■ Direction ■
Keep only the lines of the data below that contain "solid", and copy them.

■ Records that describe figures ■
· · · · · · ·
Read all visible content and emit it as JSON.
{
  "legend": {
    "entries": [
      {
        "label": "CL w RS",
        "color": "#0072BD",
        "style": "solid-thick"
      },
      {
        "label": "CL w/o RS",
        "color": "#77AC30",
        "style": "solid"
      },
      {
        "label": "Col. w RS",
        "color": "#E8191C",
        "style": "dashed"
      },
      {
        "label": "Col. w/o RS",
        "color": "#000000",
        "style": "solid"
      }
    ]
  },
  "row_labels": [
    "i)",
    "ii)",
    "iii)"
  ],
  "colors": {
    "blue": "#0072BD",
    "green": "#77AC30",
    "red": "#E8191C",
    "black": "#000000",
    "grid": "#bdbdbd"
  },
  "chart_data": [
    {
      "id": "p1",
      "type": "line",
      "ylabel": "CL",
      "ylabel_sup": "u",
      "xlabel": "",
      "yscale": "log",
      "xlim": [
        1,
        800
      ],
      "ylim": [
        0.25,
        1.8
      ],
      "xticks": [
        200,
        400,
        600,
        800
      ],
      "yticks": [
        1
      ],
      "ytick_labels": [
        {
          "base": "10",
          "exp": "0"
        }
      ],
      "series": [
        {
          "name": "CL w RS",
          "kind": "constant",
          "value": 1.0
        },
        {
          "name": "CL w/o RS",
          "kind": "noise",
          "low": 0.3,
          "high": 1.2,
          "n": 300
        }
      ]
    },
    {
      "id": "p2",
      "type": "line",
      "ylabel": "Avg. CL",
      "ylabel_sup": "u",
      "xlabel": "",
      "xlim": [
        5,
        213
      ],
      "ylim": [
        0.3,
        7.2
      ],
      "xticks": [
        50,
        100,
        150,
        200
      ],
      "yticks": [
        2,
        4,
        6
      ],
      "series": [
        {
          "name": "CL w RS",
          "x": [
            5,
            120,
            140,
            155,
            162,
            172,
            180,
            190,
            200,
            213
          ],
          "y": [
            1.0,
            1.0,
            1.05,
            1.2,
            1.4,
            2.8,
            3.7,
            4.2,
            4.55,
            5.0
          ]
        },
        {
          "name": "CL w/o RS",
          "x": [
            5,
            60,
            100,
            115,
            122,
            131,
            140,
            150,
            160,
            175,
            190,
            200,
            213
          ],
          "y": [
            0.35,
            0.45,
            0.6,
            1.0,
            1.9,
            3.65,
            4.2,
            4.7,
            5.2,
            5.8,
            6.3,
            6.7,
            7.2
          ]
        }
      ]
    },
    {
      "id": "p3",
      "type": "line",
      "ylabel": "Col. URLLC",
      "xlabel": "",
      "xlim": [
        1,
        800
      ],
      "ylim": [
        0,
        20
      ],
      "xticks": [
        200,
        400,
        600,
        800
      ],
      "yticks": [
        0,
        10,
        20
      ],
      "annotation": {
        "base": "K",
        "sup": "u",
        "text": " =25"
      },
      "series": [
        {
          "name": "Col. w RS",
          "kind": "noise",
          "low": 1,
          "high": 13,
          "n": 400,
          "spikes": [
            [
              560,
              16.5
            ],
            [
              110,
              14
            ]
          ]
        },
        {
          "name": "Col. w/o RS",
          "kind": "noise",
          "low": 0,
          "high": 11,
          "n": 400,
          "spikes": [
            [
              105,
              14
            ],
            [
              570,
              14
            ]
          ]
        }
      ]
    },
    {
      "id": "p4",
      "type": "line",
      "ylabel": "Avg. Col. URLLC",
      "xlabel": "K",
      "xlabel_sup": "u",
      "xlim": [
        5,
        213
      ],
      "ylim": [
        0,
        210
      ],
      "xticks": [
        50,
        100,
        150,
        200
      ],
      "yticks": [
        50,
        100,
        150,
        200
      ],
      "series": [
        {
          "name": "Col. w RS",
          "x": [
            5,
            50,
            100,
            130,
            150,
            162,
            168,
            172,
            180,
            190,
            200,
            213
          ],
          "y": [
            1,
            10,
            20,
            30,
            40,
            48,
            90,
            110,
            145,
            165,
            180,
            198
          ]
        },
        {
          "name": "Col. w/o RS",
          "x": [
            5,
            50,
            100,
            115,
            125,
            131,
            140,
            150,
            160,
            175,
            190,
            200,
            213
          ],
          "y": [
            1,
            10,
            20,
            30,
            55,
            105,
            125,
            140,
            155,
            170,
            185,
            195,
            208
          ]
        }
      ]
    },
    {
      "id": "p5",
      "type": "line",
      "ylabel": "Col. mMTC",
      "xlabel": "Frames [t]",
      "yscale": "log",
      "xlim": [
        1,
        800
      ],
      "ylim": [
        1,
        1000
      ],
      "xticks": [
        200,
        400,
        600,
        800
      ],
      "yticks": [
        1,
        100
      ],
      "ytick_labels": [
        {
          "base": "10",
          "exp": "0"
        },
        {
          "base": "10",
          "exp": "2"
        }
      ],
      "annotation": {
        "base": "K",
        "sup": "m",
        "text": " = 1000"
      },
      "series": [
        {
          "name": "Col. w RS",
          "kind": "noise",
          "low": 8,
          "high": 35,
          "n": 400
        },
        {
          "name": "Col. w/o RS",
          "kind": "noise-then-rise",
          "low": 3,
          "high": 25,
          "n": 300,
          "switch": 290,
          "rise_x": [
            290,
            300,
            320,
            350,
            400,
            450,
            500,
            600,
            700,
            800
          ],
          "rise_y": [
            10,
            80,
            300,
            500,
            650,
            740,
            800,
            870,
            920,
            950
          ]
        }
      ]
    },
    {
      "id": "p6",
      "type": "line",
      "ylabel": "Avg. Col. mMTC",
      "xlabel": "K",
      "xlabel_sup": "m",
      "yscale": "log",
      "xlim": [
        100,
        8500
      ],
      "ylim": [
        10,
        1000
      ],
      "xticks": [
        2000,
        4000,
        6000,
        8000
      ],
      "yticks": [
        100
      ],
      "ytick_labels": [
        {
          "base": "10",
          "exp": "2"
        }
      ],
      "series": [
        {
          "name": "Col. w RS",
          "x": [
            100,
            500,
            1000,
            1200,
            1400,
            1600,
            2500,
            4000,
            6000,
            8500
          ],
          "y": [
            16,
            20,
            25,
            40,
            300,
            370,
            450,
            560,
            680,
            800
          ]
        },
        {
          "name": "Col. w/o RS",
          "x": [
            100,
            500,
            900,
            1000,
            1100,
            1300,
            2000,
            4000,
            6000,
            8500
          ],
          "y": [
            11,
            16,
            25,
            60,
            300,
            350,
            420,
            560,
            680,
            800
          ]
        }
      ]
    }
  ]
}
· · · · · · ·
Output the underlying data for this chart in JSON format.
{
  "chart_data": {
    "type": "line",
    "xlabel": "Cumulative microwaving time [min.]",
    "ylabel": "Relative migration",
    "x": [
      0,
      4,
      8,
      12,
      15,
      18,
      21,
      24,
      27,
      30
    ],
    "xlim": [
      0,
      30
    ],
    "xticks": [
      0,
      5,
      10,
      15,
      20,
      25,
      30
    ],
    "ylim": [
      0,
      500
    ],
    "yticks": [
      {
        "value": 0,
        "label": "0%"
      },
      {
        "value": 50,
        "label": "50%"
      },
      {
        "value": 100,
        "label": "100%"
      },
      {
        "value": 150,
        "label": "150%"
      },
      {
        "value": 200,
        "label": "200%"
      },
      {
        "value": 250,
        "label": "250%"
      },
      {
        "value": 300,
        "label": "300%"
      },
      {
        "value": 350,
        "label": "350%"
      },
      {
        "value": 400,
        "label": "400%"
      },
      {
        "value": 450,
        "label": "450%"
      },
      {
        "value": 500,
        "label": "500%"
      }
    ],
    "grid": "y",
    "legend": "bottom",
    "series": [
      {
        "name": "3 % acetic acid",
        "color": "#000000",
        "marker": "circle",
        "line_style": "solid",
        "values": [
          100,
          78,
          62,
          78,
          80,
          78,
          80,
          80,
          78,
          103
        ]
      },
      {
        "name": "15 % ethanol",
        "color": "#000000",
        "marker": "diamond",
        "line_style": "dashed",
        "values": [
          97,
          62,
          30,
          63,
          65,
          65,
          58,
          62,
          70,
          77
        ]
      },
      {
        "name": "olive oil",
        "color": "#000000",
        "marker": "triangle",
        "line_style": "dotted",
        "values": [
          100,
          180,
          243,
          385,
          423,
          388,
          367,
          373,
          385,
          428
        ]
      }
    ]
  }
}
· · · · · · ·
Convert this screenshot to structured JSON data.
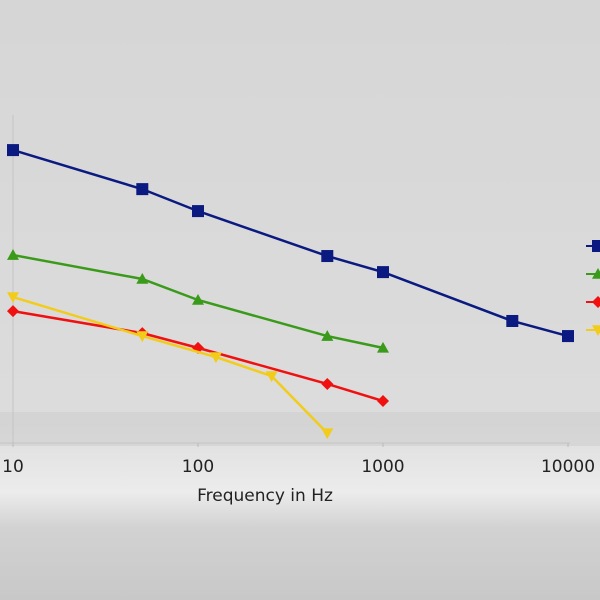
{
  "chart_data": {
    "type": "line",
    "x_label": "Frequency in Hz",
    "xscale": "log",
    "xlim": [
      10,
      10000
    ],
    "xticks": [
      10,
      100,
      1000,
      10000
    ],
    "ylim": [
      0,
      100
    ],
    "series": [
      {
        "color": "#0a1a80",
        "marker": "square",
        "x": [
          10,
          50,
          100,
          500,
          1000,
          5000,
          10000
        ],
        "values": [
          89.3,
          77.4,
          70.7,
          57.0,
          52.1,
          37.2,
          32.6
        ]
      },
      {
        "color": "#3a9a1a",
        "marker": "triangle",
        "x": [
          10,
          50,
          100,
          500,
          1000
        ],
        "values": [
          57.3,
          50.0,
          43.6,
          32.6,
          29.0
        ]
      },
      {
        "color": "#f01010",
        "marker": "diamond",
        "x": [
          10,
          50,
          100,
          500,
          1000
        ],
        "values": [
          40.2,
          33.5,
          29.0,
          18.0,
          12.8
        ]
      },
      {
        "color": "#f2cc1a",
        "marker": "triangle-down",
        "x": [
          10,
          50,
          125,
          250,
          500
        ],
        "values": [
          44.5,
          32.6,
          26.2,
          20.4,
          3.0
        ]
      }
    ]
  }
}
· · · · · · ·
■ Output ■
        "style": "solid-thick"
        "style": "solid"
        "style": "solid"
        "line_style": "solid",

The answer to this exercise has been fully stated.